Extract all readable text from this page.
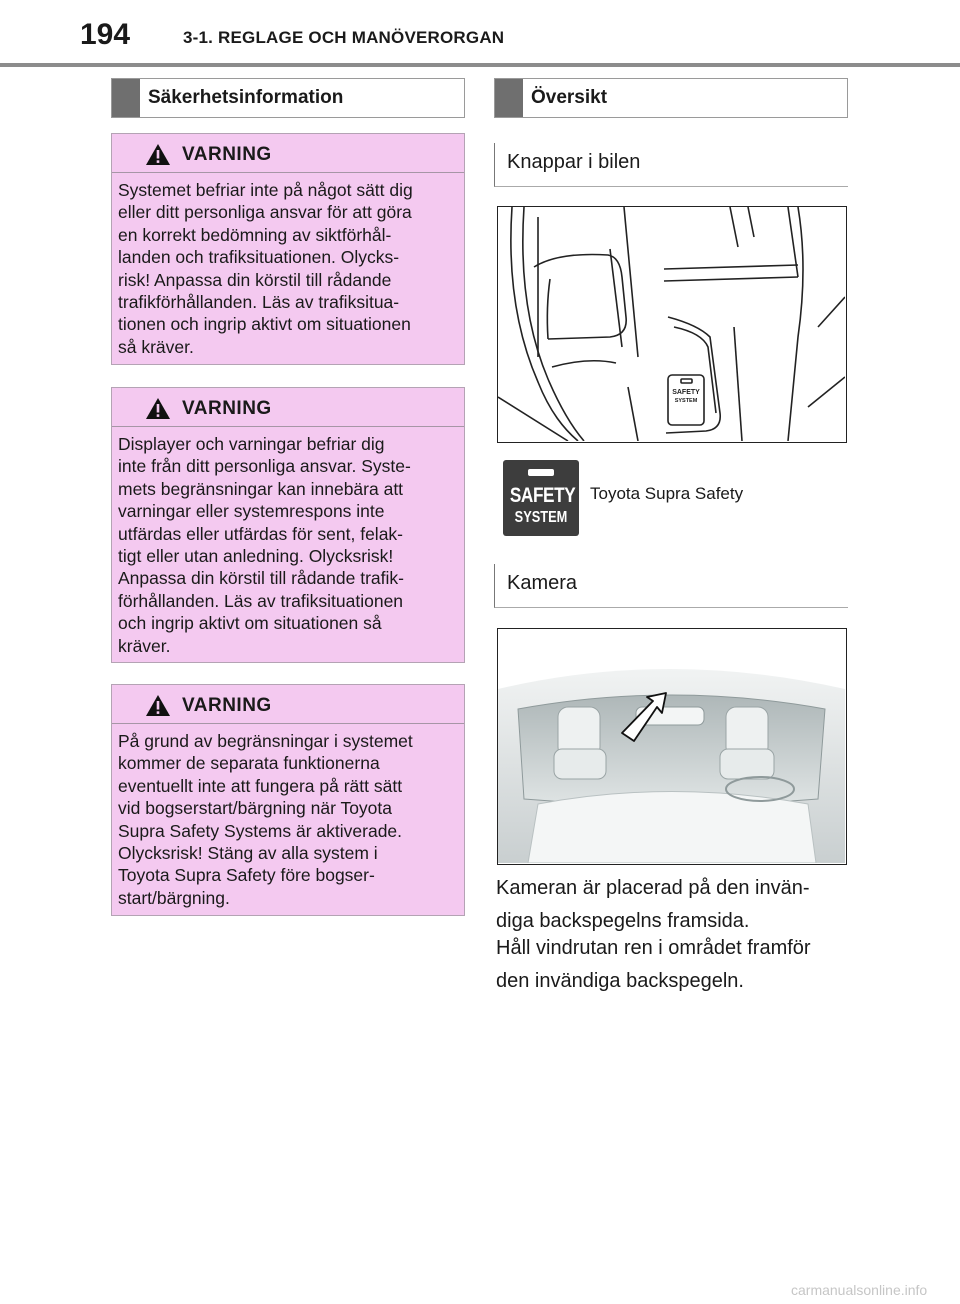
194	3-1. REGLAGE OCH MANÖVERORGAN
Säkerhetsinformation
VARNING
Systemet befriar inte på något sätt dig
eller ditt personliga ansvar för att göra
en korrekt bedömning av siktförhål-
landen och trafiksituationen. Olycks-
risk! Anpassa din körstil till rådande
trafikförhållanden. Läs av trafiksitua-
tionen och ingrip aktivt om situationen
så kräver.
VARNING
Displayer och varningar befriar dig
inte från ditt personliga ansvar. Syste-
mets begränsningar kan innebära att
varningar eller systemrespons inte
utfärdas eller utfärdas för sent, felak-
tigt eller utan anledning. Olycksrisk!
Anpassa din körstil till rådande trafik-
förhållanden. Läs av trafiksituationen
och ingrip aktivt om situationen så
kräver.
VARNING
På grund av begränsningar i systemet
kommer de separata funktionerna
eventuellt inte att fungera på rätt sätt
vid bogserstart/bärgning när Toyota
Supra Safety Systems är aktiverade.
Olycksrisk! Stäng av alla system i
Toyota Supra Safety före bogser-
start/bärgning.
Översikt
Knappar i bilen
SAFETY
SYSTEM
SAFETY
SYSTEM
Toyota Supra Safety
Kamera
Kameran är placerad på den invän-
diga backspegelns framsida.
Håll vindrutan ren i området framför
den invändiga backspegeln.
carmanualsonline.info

---

REQUIREMENTS.
Repeat every record precisely. Any picture among them stays out of the copy.

THE REPLY.
Extract all readable text from this page.
194	3-1. REGLAGE OCH MANÖVERORGAN
Säkerhetsinformation
VARNING
Systemet befriar inte på något sätt dig
eller ditt personliga ansvar för att göra
en korrekt bedömning av siktförhål-
landen och trafiksituationen. Olycks-
risk! Anpassa din körstil till rådande
trafikförhållanden. Läs av trafiksitua-
tionen och ingrip aktivt om situationen
så kräver.
VARNING
Displayer och varningar befriar dig
inte från ditt personliga ansvar. Syste-
mets begränsningar kan innebära att
varningar eller systemrespons inte
utfärdas eller utfärdas för sent, felak-
tigt eller utan anledning. Olycksrisk!
Anpassa din körstil till rådande trafik-
förhållanden. Läs av trafiksituationen
och ingrip aktivt om situationen så
kräver.
VARNING
På grund av begränsningar i systemet
kommer de separata funktionerna
eventuellt inte att fungera på rätt sätt
vid bogserstart/bärgning när Toyota
Supra Safety Systems är aktiverade.
Olycksrisk! Stäng av alla system i
Toyota Supra Safety före bogser-
start/bärgning.
Översikt
Knappar i bilen
SAFETY
SYSTEM
SAFETY
SYSTEM
Toyota Supra Safety
Kamera
Kameran är placerad på den invän-
diga backspegelns framsida.
Håll vindrutan ren i området framför
den invändiga backspegeln.
carmanualsonline.info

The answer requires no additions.